[begin Source material]

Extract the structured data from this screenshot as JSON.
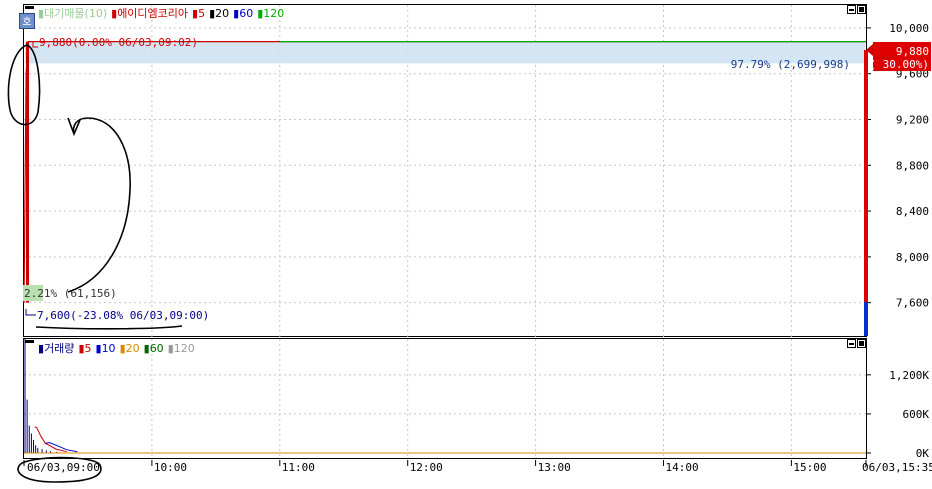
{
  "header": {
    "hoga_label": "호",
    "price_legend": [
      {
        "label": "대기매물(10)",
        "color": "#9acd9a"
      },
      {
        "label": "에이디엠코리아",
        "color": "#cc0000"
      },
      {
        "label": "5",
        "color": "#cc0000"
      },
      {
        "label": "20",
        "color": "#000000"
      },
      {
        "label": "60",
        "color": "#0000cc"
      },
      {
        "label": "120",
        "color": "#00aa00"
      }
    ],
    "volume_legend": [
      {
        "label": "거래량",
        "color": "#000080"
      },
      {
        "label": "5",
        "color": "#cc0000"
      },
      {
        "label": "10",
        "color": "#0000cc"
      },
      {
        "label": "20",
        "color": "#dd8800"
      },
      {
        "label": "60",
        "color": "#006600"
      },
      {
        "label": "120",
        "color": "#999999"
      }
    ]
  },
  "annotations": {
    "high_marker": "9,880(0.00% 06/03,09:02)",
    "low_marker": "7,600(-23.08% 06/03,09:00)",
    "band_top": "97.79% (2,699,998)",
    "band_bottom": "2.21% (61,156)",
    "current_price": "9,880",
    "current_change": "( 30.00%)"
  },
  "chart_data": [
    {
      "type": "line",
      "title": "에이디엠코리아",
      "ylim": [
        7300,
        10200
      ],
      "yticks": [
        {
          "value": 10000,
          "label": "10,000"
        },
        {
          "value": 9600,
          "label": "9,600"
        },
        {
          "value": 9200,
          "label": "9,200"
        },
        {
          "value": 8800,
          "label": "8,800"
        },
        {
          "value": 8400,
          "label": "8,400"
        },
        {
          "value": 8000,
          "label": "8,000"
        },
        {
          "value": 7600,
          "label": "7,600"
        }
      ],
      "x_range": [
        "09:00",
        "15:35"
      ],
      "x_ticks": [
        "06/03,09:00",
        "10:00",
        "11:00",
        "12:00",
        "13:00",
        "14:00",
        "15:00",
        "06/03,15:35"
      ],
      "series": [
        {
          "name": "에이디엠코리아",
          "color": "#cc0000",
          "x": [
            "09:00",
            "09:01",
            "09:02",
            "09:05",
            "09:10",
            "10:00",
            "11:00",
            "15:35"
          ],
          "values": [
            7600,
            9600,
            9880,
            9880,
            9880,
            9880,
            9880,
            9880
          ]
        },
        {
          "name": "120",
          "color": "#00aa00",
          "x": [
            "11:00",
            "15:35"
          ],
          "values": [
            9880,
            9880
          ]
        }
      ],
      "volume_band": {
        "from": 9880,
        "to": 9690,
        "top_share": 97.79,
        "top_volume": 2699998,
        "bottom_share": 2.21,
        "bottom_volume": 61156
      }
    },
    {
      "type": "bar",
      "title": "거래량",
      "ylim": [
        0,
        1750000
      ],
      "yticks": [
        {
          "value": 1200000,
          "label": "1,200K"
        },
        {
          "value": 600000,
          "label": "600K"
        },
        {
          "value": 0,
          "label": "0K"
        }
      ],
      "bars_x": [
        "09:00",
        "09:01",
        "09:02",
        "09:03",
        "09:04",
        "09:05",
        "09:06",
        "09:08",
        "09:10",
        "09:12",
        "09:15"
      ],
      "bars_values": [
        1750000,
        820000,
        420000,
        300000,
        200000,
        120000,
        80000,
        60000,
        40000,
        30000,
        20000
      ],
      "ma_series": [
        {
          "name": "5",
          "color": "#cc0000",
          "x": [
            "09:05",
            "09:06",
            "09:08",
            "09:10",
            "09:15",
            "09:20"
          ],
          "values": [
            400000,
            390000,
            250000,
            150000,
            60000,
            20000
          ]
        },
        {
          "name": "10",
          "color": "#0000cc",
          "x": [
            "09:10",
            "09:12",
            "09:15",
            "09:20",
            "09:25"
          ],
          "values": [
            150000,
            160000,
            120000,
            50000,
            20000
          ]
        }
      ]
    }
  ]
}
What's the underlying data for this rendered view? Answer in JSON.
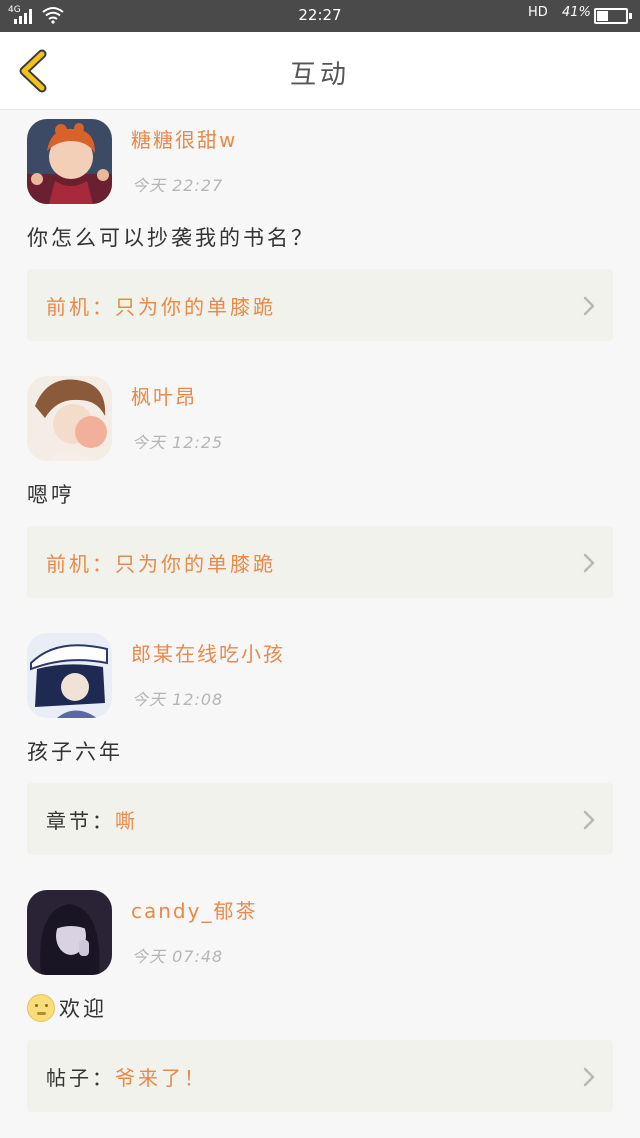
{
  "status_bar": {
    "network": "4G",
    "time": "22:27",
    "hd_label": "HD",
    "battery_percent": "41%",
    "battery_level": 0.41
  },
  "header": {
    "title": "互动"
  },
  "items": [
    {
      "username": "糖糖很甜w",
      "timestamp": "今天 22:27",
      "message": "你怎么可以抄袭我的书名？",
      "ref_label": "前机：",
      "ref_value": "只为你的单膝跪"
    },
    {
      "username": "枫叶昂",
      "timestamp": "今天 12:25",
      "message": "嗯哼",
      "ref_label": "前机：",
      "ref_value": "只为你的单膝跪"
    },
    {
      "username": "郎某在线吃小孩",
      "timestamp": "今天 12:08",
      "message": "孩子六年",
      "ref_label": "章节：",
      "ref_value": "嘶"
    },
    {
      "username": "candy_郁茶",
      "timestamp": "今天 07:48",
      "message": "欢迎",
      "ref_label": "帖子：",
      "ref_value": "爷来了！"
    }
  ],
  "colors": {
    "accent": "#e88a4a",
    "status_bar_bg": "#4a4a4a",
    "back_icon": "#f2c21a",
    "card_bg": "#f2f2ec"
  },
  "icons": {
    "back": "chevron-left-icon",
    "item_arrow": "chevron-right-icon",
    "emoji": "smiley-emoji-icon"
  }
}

[end Source material]

- Prompt
Using the material above, retype each entry exactly and omit the pictures.

- Output for this task
Extract the structured data from this screenshot as JSON.
{
  "header": {
    "hoga_label": "호",
    "price_legend": [
      {
        "label": "대기매물(10)",
        "color": "#9acd9a"
      },
      {
        "label": "에이디엠코리아",
        "color": "#cc0000"
      },
      {
        "label": "5",
        "color": "#cc0000"
      },
      {
        "label": "20",
        "color": "#000000"
      },
      {
        "label": "60",
        "color": "#0000cc"
      },
      {
        "label": "120",
        "color": "#00aa00"
      }
    ],
    "volume_legend": [
      {
        "label": "거래량",
        "color": "#000080"
      },
      {
        "label": "5",
        "color": "#cc0000"
      },
      {
        "label": "10",
        "color": "#0000cc"
      },
      {
        "label": "20",
        "color": "#dd8800"
      },
      {
        "label": "60",
        "color": "#006600"
      },
      {
        "label": "120",
        "color": "#999999"
      }
    ]
  },
  "annotations": {
    "high_marker": "9,880(0.00% 06/03,09:02)",
    "low_marker": "7,600(-23.08% 06/03,09:00)",
    "band_top": "97.79% (2,699,998)",
    "band_bottom": "2.21% (61,156)",
    "current_price": "9,880",
    "current_change": "( 30.00%)"
  },
  "chart_data": [
    {
      "type": "line",
      "title": "에이디엠코리아",
      "ylim": [
        7300,
        10200
      ],
      "yticks": [
        {
          "value": 10000,
          "label": "10,000"
        },
        {
          "value": 9600,
          "label": "9,600"
        },
        {
          "value": 9200,
          "label": "9,200"
        },
        {
          "value": 8800,
          "label": "8,800"
        },
        {
          "value": 8400,
          "label": "8,400"
        },
        {
          "value": 8000,
          "label": "8,000"
        },
        {
          "value": 7600,
          "label": "7,600"
        }
      ],
      "x_range": [
        "09:00",
        "15:35"
      ],
      "x_ticks": [
        "06/03,09:00",
        "10:00",
        "11:00",
        "12:00",
        "13:00",
        "14:00",
        "15:00",
        "06/03,15:35"
      ],
      "series": [
        {
          "name": "에이디엠코리아",
          "color": "#cc0000",
          "x": [
            "09:00",
            "09:01",
            "09:02",
            "09:05",
            "09:10",
            "10:00",
            "11:00",
            "15:35"
          ],
          "values": [
            7600,
            9600,
            9880,
            9880,
            9880,
            9880,
            9880,
            9880
          ]
        },
        {
          "name": "120",
          "color": "#00aa00",
          "x": [
            "11:00",
            "15:35"
          ],
          "values": [
            9880,
            9880
          ]
        }
      ],
      "volume_band": {
        "from": 9880,
        "to": 9690,
        "top_share": 97.79,
        "top_volume": 2699998,
        "bottom_share": 2.21,
        "bottom_volume": 61156
      }
    },
    {
      "type": "bar",
      "title": "거래량",
      "ylim": [
        0,
        1750000
      ],
      "yticks": [
        {
          "value": 1200000,
          "label": "1,200K"
        },
        {
          "value": 600000,
          "label": "600K"
        },
        {
          "value": 0,
          "label": "0K"
        }
      ],
      "bars_x": [
        "09:00",
        "09:01",
        "09:02",
        "09:03",
        "09:04",
        "09:05",
        "09:06",
        "09:08",
        "09:10",
        "09:12",
        "09:15"
      ],
      "bars_values": [
        1750000,
        820000,
        420000,
        300000,
        200000,
        120000,
        80000,
        60000,
        40000,
        30000,
        20000
      ],
      "ma_series": [
        {
          "name": "5",
          "color": "#cc0000",
          "x": [
            "09:05",
            "09:06",
            "09:08",
            "09:10",
            "09:15",
            "09:20"
          ],
          "values": [
            400000,
            390000,
            250000,
            150000,
            60000,
            20000
          ]
        },
        {
          "name": "10",
          "color": "#0000cc",
          "x": [
            "09:10",
            "09:12",
            "09:15",
            "09:20",
            "09:25"
          ],
          "values": [
            150000,
            160000,
            120000,
            50000,
            20000
          ]
        }
      ]
    }
  ]
}
What's the underlying data for this rendered view? Answer in JSON.
{
  "status_bar": {
    "network": "4G",
    "time": "22:27",
    "hd_label": "HD",
    "battery_percent": "41%",
    "battery_level": 0.41
  },
  "header": {
    "title": "互动"
  },
  "items": [
    {
      "username": "糖糖很甜w",
      "timestamp": "今天 22:27",
      "message": "你怎么可以抄袭我的书名？",
      "ref_label": "前机：",
      "ref_value": "只为你的单膝跪"
    },
    {
      "username": "枫叶昂",
      "timestamp": "今天 12:25",
      "message": "嗯哼",
      "ref_label": "前机：",
      "ref_value": "只为你的单膝跪"
    },
    {
      "username": "郎某在线吃小孩",
      "timestamp": "今天 12:08",
      "message": "孩子六年",
      "ref_label": "章节：",
      "ref_value": "嘶"
    },
    {
      "username": "candy_郁茶",
      "timestamp": "今天 07:48",
      "message": "欢迎",
      "ref_label": "帖子：",
      "ref_value": "爷来了！"
    }
  ],
  "colors": {
    "accent": "#e88a4a",
    "status_bar_bg": "#4a4a4a",
    "back_icon": "#f2c21a",
    "card_bg": "#f2f2ec"
  },
  "icons": {
    "back": "chevron-left-icon",
    "item_arrow": "chevron-right-icon",
    "emoji": "smiley-emoji-icon"
  }
}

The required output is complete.